[Extracted data entries]

■ ■ ■ ■ ■ ■ ■

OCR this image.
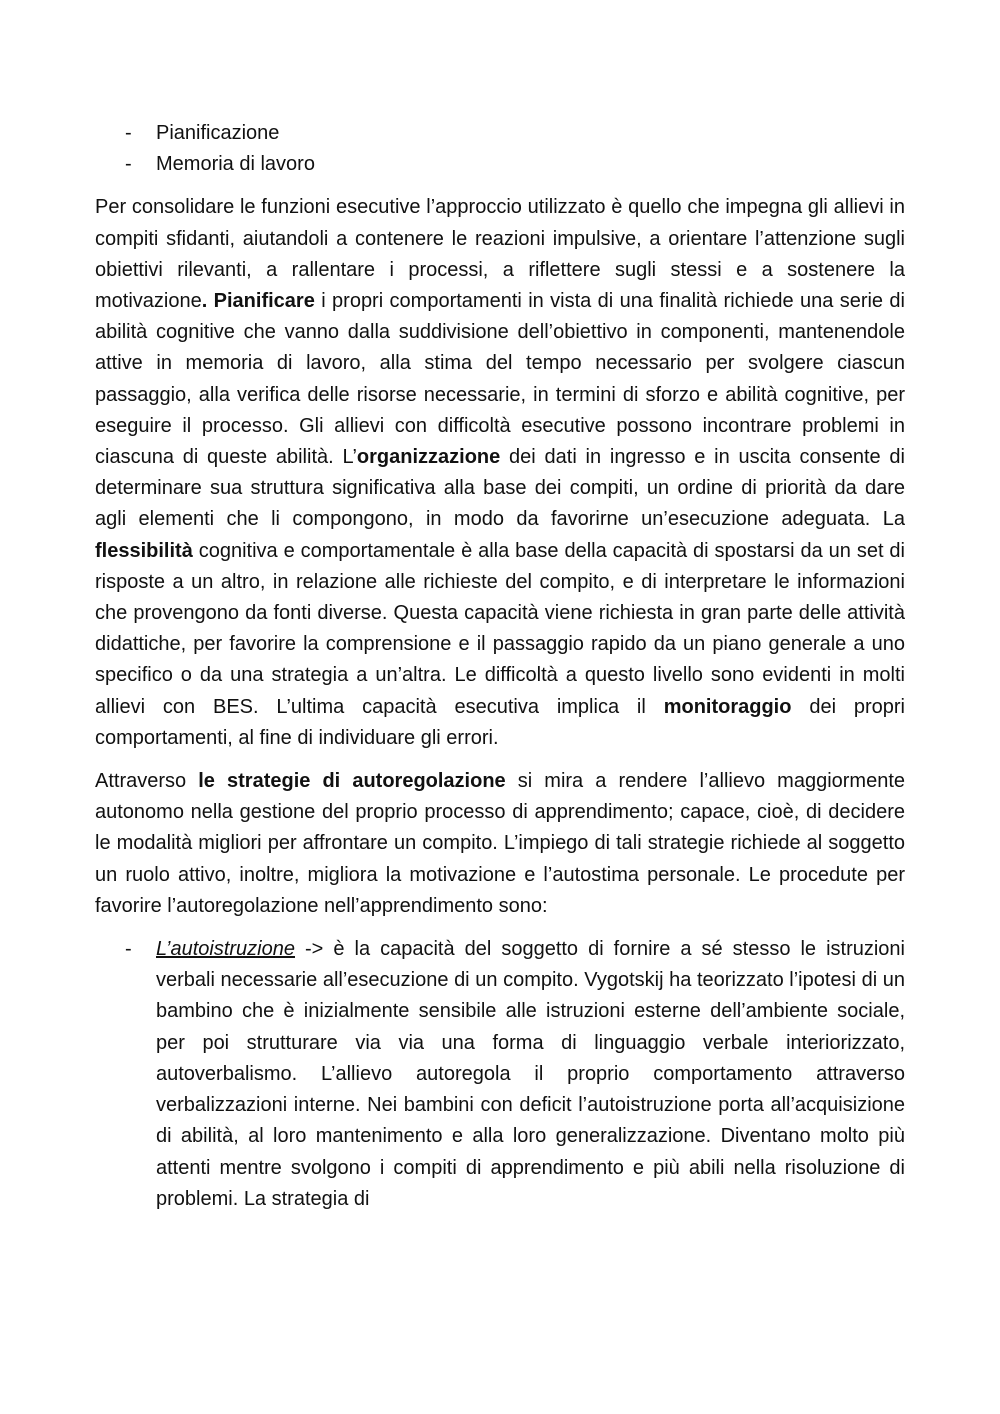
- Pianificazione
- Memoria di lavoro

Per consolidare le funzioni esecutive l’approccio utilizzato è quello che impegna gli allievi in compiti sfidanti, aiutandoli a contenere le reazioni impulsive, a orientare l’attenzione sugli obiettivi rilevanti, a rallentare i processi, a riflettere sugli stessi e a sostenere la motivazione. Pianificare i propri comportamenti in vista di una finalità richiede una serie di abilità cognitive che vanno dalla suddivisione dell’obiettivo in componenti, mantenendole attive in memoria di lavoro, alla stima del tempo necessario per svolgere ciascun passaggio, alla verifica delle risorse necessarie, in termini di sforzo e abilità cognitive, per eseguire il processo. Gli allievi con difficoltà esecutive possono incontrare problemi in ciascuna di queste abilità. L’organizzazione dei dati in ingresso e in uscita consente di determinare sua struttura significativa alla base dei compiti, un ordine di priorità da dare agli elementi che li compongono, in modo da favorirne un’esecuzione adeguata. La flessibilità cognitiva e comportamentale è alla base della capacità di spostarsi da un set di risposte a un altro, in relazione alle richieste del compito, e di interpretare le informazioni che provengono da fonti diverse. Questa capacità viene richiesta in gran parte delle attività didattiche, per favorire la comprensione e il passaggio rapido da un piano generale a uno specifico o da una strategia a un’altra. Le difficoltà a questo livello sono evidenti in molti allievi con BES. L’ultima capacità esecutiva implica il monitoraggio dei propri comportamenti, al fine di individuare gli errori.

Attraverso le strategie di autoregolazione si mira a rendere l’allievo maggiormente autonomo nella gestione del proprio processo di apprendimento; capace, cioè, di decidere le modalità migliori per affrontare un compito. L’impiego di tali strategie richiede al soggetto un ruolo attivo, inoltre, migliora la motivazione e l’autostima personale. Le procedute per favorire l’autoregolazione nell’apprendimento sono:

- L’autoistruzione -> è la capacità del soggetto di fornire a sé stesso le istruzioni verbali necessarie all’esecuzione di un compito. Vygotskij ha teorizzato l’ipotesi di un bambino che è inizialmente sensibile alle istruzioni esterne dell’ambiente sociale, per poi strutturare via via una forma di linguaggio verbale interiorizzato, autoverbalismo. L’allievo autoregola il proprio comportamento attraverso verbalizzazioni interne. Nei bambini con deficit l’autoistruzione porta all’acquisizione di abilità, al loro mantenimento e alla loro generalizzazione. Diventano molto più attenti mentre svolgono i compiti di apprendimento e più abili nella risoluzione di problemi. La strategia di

■ ■ ■ ■ ■ ■ ■

Task directions: Omit any images, then output the listing exactly.

Completed exercise:
OCR this image.
- Pianificazione
- Memoria di lavoro

Per consolidare le funzioni esecutive l’approccio utilizzato è quello che impegna gli allievi in compiti sfidanti, aiutandoli a contenere le reazioni impulsive, a orientare l’attenzione sugli obiettivi rilevanti, a rallentare i processi, a riflettere sugli stessi e a sostenere la motivazione. Pianificare i propri comportamenti in vista di una finalità richiede una serie di abilità cognitive che vanno dalla suddivisione dell’obiettivo in componenti, mantenendole attive in memoria di lavoro, alla stima del tempo necessario per svolgere ciascun passaggio, alla verifica delle risorse necessarie, in termini di sforzo e abilità cognitive, per eseguire il processo. Gli allievi con difficoltà esecutive possono incontrare problemi in ciascuna di queste abilità. L’organizzazione dei dati in ingresso e in uscita consente di determinare sua struttura significativa alla base dei compiti, un ordine di priorità da dare agli elementi che li compongono, in modo da favorirne un’esecuzione adeguata. La flessibilità cognitiva e comportamentale è alla base della capacità di spostarsi da un set di risposte a un altro, in relazione alle richieste del compito, e di interpretare le informazioni che provengono da fonti diverse. Questa capacità viene richiesta in gran parte delle attività didattiche, per favorire la comprensione e il passaggio rapido da un piano generale a uno specifico o da una strategia a un’altra. Le difficoltà a questo livello sono evidenti in molti allievi con BES. L’ultima capacità esecutiva implica il monitoraggio dei propri comportamenti, al fine di individuare gli errori.

Attraverso le strategie di autoregolazione si mira a rendere l’allievo maggiormente autonomo nella gestione del proprio processo di apprendimento; capace, cioè, di decidere le modalità migliori per affrontare un compito. L’impiego di tali strategie richiede al soggetto un ruolo attivo, inoltre, migliora la motivazione e l’autostima personale. Le procedute per favorire l’autoregolazione nell’apprendimento sono:

- L’autoistruzione -> è la capacità del soggetto di fornire a sé stesso le istruzioni verbali necessarie all’esecuzione di un compito. Vygotskij ha teorizzato l’ipotesi di un bambino che è inizialmente sensibile alle istruzioni esterne dell’ambiente sociale, per poi strutturare via via una forma di linguaggio verbale interiorizzato, autoverbalismo. L’allievo autoregola il proprio comportamento attraverso verbalizzazioni interne. Nei bambini con deficit l’autoistruzione porta all’acquisizione di abilità, al loro mantenimento e alla loro generalizzazione. Diventano molto più attenti mentre svolgono i compiti di apprendimento e più abili nella risoluzione di problemi. La strategia di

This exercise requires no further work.